> [What is expected]: Your task is to print all of the material verbatim.

> [Records for processing]:
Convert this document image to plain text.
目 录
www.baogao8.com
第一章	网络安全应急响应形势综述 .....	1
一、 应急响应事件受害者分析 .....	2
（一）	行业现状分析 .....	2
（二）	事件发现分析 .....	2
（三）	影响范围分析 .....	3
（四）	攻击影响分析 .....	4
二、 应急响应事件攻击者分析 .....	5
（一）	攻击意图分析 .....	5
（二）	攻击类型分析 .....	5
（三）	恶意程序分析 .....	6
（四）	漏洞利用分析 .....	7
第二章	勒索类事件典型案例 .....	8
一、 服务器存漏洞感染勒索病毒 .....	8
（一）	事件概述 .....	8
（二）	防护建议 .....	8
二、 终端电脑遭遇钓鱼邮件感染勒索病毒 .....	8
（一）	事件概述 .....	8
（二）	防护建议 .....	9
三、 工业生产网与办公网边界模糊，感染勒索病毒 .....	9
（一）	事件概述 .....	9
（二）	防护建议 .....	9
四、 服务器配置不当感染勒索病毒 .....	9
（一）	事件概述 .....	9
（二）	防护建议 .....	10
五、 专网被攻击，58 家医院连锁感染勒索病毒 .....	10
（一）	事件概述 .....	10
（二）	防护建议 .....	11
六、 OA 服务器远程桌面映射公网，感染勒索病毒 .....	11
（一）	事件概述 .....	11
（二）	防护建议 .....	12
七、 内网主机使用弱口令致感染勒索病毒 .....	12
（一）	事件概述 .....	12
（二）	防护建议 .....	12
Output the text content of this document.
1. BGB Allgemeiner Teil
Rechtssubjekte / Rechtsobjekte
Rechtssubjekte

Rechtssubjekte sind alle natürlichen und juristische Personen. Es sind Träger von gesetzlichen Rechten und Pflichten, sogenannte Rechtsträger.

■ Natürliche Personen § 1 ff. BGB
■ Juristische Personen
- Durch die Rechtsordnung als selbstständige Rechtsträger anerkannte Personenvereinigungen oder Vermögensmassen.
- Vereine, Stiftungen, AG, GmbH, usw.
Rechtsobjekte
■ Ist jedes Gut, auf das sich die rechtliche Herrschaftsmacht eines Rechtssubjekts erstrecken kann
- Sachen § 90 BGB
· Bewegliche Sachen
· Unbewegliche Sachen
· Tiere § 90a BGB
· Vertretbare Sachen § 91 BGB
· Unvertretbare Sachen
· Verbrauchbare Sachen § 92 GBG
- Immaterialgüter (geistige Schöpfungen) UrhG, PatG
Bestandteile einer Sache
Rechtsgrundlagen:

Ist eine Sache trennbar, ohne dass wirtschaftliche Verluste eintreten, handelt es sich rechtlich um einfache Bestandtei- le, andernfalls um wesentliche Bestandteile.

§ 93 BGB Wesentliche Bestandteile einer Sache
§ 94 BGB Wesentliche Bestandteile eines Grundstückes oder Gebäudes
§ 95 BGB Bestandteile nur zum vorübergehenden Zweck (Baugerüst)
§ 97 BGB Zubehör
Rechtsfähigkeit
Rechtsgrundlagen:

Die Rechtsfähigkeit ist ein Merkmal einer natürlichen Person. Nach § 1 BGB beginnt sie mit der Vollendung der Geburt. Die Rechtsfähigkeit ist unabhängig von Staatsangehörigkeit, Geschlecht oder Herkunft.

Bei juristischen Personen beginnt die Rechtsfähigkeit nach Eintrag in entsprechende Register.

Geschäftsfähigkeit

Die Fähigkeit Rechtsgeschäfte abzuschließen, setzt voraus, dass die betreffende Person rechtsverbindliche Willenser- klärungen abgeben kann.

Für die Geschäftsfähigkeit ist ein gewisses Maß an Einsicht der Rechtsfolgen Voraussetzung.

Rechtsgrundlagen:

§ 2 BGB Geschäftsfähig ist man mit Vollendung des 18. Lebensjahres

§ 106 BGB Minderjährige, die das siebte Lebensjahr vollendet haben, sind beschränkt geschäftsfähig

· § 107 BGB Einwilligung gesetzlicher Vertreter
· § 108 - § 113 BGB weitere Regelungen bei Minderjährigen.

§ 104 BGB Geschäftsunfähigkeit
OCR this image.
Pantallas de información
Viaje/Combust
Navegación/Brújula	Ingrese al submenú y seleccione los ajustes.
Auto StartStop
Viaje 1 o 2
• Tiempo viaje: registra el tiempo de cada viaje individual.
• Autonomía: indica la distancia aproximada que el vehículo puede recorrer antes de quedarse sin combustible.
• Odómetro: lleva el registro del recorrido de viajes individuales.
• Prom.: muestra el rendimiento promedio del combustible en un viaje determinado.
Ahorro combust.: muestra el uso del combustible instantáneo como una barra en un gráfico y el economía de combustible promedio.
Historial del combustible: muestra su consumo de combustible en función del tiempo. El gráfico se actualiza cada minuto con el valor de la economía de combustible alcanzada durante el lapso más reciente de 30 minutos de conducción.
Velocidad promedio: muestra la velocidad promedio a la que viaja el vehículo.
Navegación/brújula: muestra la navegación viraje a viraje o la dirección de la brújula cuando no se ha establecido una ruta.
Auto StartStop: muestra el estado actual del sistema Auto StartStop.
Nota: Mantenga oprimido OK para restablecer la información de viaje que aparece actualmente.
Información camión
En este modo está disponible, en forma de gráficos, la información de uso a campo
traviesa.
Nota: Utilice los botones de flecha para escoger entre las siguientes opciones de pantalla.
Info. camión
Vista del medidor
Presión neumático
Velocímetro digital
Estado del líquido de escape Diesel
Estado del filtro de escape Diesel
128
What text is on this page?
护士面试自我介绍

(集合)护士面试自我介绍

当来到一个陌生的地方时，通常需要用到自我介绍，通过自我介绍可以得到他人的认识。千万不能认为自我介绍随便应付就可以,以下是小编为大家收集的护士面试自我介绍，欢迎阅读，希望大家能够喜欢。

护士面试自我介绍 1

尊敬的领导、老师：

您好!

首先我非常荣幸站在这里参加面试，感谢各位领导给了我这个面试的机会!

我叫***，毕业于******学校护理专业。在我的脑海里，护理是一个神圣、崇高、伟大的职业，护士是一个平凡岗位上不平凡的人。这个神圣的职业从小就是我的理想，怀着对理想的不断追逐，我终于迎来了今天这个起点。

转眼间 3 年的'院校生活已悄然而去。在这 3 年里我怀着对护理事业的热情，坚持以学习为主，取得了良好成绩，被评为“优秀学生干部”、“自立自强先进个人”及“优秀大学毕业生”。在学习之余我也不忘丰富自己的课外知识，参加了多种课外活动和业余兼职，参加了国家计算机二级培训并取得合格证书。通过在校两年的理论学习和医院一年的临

> [Solved exercise]:
Convert this document image to plain text.
目 录
www.baogao8.com
第一章	网络安全应急响应形势综述 .....	1
一、 应急响应事件受害者分析 .....	2
（一）	行业现状分析 .....	2
（二）	事件发现分析 .....	2
（三）	影响范围分析 .....	3
（四）	攻击影响分析 .....	4
二、 应急响应事件攻击者分析 .....	5
（一）	攻击意图分析 .....	5
（二）	攻击类型分析 .....	5
（三）	恶意程序分析 .....	6
（四）	漏洞利用分析 .....	7
第二章	勒索类事件典型案例 .....	8
一、 服务器存漏洞感染勒索病毒 .....	8
（一）	事件概述 .....	8
（二）	防护建议 .....	8
二、 终端电脑遭遇钓鱼邮件感染勒索病毒 .....	8
（一）	事件概述 .....	8
（二）	防护建议 .....	9
三、 工业生产网与办公网边界模糊，感染勒索病毒 .....	9
（一）	事件概述 .....	9
（二）	防护建议 .....	9
四、 服务器配置不当感染勒索病毒 .....	9
（一）	事件概述 .....	9
（二）	防护建议 .....	10
五、 专网被攻击，58 家医院连锁感染勒索病毒 .....	10
（一）	事件概述 .....	10
（二）	防护建议 .....	11
六、 OA 服务器远程桌面映射公网，感染勒索病毒 .....	11
（一）	事件概述 .....	11
（二）	防护建议 .....	12
七、 内网主机使用弱口令致感染勒索病毒 .....	12
（一）	事件概述 .....	12
（二）	防护建议 .....	12
Output the text content of this document.
1. BGB Allgemeiner Teil
Rechtssubjekte / Rechtsobjekte
Rechtssubjekte

Rechtssubjekte sind alle natürlichen und juristische Personen. Es sind Träger von gesetzlichen Rechten und Pflichten, sogenannte Rechtsträger.

■ Natürliche Personen § 1 ff. BGB
■ Juristische Personen
- Durch die Rechtsordnung als selbstständige Rechtsträger anerkannte Personenvereinigungen oder Vermögensmassen.
- Vereine, Stiftungen, AG, GmbH, usw.
Rechtsobjekte
■ Ist jedes Gut, auf das sich die rechtliche Herrschaftsmacht eines Rechtssubjekts erstrecken kann
- Sachen § 90 BGB
· Bewegliche Sachen
· Unbewegliche Sachen
· Tiere § 90a BGB
· Vertretbare Sachen § 91 BGB
· Unvertretbare Sachen
· Verbrauchbare Sachen § 92 GBG
- Immaterialgüter (geistige Schöpfungen) UrhG, PatG
Bestandteile einer Sache
Rechtsgrundlagen:

Ist eine Sache trennbar, ohne dass wirtschaftliche Verluste eintreten, handelt es sich rechtlich um einfache Bestandtei- le, andernfalls um wesentliche Bestandteile.

§ 93 BGB Wesentliche Bestandteile einer Sache
§ 94 BGB Wesentliche Bestandteile eines Grundstückes oder Gebäudes
§ 95 BGB Bestandteile nur zum vorübergehenden Zweck (Baugerüst)
§ 97 BGB Zubehör
Rechtsfähigkeit
Rechtsgrundlagen:

Die Rechtsfähigkeit ist ein Merkmal einer natürlichen Person. Nach § 1 BGB beginnt sie mit der Vollendung der Geburt. Die Rechtsfähigkeit ist unabhängig von Staatsangehörigkeit, Geschlecht oder Herkunft.

Bei juristischen Personen beginnt die Rechtsfähigkeit nach Eintrag in entsprechende Register.

Geschäftsfähigkeit

Die Fähigkeit Rechtsgeschäfte abzuschließen, setzt voraus, dass die betreffende Person rechtsverbindliche Willenser- klärungen abgeben kann.

Für die Geschäftsfähigkeit ist ein gewisses Maß an Einsicht der Rechtsfolgen Voraussetzung.

Rechtsgrundlagen:

§ 2 BGB Geschäftsfähig ist man mit Vollendung des 18. Lebensjahres

§ 106 BGB Minderjährige, die das siebte Lebensjahr vollendet haben, sind beschränkt geschäftsfähig

· § 107 BGB Einwilligung gesetzlicher Vertreter
· § 108 - § 113 BGB weitere Regelungen bei Minderjährigen.

§ 104 BGB Geschäftsunfähigkeit
OCR this image.
Pantallas de información
Viaje/Combust
Navegación/Brújula	Ingrese al submenú y seleccione los ajustes.
Auto StartStop
Viaje 1 o 2
• Tiempo viaje: registra el tiempo de cada viaje individual.
• Autonomía: indica la distancia aproximada que el vehículo puede recorrer antes de quedarse sin combustible.
• Odómetro: lleva el registro del recorrido de viajes individuales.
• Prom.: muestra el rendimiento promedio del combustible en un viaje determinado.
Ahorro combust.: muestra el uso del combustible instantáneo como una barra en un gráfico y el economía de combustible promedio.
Historial del combustible: muestra su consumo de combustible en función del tiempo. El gráfico se actualiza cada minuto con el valor de la economía de combustible alcanzada durante el lapso más reciente de 30 minutos de conducción.
Velocidad promedio: muestra la velocidad promedio a la que viaja el vehículo.
Navegación/brújula: muestra la navegación viraje a viraje o la dirección de la brújula cuando no se ha establecido una ruta.
Auto StartStop: muestra el estado actual del sistema Auto StartStop.
Nota: Mantenga oprimido OK para restablecer la información de viaje que aparece actualmente.
Información camión
En este modo está disponible, en forma de gráficos, la información de uso a campo
traviesa.
Nota: Utilice los botones de flecha para escoger entre las siguientes opciones de pantalla.
Info. camión
Vista del medidor
Presión neumático
Velocímetro digital
Estado del líquido de escape Diesel
Estado del filtro de escape Diesel
128
What text is on this page?
护士面试自我介绍

(集合)护士面试自我介绍

当来到一个陌生的地方时，通常需要用到自我介绍，通过自我介绍可以得到他人的认识。千万不能认为自我介绍随便应付就可以,以下是小编为大家收集的护士面试自我介绍，欢迎阅读，希望大家能够喜欢。

护士面试自我介绍 1

尊敬的领导、老师：

您好!

首先我非常荣幸站在这里参加面试，感谢各位领导给了我这个面试的机会!

我叫***，毕业于******学校护理专业。在我的脑海里，护理是一个神圣、崇高、伟大的职业，护士是一个平凡岗位上不平凡的人。这个神圣的职业从小就是我的理想，怀着对理想的不断追逐，我终于迎来了今天这个起点。

转眼间 3 年的'院校生活已悄然而去。在这 3 年里我怀着对护理事业的热情，坚持以学习为主，取得了良好成绩，被评为“优秀学生干部”、“自立自强先进个人”及“优秀大学毕业生”。在学习之余我也不忘丰富自己的课外知识，参加了多种课外活动和业余兼职，参加了国家计算机二级培训并取得合格证书。通过在校两年的理论学习和医院一年的临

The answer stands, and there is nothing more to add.